GOAL:
Identify each line below that contains the word "গণকবর", and copy it out.

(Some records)
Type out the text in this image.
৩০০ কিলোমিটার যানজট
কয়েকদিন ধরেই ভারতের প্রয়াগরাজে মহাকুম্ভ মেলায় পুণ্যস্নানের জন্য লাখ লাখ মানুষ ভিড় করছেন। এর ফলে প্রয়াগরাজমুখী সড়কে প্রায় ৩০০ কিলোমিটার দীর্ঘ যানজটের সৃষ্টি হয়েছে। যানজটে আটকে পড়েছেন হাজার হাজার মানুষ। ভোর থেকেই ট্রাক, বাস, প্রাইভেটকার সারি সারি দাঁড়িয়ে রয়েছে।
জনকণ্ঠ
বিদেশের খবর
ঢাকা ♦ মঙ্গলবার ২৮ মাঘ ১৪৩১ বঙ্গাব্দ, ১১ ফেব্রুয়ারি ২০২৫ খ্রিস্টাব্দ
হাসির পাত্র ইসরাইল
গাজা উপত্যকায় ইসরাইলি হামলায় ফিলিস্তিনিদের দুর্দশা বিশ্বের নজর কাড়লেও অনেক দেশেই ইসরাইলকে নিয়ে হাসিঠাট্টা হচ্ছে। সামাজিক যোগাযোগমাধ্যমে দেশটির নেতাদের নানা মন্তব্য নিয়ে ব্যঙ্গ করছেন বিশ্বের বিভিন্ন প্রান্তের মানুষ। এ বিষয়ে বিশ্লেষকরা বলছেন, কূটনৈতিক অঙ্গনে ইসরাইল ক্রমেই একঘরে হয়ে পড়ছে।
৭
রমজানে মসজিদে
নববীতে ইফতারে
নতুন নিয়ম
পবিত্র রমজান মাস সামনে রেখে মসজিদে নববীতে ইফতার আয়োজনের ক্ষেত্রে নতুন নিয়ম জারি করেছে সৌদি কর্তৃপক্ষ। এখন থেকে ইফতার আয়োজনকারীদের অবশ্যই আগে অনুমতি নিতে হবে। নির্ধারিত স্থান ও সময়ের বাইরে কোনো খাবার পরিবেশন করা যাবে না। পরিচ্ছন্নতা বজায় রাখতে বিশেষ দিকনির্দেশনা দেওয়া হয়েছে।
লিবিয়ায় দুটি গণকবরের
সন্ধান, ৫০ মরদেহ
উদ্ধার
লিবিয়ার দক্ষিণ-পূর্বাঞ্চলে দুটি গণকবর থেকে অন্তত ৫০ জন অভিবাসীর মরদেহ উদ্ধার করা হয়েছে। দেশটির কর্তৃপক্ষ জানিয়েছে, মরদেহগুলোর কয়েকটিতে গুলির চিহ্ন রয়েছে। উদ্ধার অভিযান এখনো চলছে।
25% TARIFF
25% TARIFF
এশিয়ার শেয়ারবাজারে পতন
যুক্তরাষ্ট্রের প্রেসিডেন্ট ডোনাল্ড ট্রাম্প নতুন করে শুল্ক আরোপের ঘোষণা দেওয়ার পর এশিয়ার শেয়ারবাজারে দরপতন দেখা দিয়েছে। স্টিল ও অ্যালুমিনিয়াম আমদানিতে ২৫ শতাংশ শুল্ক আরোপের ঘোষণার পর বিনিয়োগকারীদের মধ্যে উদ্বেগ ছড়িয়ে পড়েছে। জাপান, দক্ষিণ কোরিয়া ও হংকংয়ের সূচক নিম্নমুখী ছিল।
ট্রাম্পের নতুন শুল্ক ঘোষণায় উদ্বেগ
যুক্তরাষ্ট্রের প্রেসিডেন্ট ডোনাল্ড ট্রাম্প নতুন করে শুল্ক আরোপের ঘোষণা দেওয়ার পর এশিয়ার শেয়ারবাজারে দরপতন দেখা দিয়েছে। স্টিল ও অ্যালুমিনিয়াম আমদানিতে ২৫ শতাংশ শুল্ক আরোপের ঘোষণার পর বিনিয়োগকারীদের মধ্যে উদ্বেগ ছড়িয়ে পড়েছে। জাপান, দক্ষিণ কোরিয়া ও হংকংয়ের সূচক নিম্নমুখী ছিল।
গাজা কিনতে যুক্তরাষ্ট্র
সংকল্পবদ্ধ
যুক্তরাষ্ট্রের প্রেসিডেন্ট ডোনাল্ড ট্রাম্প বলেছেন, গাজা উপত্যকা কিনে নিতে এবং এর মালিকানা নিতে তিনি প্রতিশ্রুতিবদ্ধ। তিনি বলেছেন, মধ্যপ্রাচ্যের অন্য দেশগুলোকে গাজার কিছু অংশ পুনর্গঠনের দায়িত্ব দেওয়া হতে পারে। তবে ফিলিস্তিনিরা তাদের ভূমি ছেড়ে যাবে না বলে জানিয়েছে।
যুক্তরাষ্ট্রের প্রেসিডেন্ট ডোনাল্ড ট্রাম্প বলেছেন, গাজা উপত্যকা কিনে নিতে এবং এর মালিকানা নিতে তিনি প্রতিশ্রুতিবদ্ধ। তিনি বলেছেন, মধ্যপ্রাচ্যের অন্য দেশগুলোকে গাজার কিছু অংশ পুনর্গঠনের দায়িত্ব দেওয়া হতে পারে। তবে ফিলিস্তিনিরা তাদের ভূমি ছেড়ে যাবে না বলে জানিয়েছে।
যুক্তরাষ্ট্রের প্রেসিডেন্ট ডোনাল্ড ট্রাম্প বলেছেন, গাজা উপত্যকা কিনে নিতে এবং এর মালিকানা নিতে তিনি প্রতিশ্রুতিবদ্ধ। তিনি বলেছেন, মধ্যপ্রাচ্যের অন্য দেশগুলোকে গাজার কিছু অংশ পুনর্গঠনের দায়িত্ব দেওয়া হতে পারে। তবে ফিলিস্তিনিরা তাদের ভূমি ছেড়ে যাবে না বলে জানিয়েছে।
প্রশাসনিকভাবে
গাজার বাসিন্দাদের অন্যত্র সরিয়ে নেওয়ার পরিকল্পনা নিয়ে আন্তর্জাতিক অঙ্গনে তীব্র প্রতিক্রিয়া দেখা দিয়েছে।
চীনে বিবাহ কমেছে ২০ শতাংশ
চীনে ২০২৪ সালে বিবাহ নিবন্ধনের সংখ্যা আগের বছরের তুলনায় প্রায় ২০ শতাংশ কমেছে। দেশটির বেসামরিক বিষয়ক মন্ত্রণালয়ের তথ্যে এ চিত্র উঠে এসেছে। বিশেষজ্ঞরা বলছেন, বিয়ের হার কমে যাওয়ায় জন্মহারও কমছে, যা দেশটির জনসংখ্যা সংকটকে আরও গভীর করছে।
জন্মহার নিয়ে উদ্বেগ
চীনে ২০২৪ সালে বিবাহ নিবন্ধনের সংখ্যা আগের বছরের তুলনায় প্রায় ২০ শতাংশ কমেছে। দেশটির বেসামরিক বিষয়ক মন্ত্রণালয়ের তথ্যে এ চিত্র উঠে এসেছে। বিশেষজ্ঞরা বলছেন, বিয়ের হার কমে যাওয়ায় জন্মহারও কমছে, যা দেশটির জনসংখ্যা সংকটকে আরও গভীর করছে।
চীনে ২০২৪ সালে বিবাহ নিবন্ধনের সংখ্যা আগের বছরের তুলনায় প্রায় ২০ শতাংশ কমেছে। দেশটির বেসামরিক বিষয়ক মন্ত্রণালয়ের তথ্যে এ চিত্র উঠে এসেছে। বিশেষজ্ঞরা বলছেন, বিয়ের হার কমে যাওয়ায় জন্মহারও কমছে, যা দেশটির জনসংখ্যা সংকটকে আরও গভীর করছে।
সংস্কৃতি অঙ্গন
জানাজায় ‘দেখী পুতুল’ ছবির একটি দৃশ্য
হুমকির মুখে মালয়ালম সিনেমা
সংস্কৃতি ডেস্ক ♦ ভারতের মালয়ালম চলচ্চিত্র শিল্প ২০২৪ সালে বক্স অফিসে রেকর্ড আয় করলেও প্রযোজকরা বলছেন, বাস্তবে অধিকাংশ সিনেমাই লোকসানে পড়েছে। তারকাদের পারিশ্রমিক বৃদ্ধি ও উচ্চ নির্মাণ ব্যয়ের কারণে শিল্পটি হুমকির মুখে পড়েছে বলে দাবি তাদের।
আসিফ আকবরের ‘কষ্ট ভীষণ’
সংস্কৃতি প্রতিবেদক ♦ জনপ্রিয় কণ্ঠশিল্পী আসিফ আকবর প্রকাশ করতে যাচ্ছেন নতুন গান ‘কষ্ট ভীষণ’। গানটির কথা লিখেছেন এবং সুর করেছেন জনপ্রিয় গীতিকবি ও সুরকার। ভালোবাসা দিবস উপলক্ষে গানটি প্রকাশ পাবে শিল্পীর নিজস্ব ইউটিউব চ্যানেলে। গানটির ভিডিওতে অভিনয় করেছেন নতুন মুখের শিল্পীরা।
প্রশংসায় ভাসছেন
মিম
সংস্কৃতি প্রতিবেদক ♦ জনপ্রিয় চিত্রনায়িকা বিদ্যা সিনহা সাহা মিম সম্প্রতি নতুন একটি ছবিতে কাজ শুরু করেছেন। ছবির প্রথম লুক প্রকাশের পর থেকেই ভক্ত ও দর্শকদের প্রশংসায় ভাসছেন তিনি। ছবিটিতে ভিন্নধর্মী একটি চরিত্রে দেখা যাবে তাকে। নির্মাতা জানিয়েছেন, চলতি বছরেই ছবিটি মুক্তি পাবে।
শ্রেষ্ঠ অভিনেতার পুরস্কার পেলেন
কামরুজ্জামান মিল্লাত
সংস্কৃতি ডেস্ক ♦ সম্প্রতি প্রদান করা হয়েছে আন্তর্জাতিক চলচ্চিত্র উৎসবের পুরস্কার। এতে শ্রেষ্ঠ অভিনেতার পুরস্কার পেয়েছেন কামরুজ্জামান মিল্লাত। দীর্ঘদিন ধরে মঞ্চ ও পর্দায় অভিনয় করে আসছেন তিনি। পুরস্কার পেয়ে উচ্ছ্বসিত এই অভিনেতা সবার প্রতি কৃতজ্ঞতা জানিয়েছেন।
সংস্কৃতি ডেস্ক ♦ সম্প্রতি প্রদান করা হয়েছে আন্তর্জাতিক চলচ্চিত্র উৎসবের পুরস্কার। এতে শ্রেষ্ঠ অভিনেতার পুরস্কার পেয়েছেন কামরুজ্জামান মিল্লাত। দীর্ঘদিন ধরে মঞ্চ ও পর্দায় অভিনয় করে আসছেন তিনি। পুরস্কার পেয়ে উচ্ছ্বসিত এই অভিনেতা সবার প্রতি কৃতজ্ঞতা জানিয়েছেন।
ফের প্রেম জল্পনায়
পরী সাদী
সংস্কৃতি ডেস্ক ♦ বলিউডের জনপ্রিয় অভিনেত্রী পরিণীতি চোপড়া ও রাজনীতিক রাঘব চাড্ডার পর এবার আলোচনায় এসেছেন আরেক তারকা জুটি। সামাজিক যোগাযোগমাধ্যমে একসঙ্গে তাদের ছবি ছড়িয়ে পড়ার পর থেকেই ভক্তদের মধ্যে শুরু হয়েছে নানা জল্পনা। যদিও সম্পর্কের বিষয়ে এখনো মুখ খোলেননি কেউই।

ANSWER BELOW:
লিবিয়ায় দুটি গণকবরের
লিবিয়ার দক্ষিণ-পূর্বাঞ্চলে দুটি গণকবর থেকে অন্তত ৫০ জন অভিবাসীর মরদেহ উদ্ধার করা হয়েছে। দেশটির কর্তৃপক্ষ জানিয়েছে, মরদেহগুলোর কয়েকটিতে গুলির চিহ্ন রয়েছে। উদ্ধার অভিযান এখনো চলছে।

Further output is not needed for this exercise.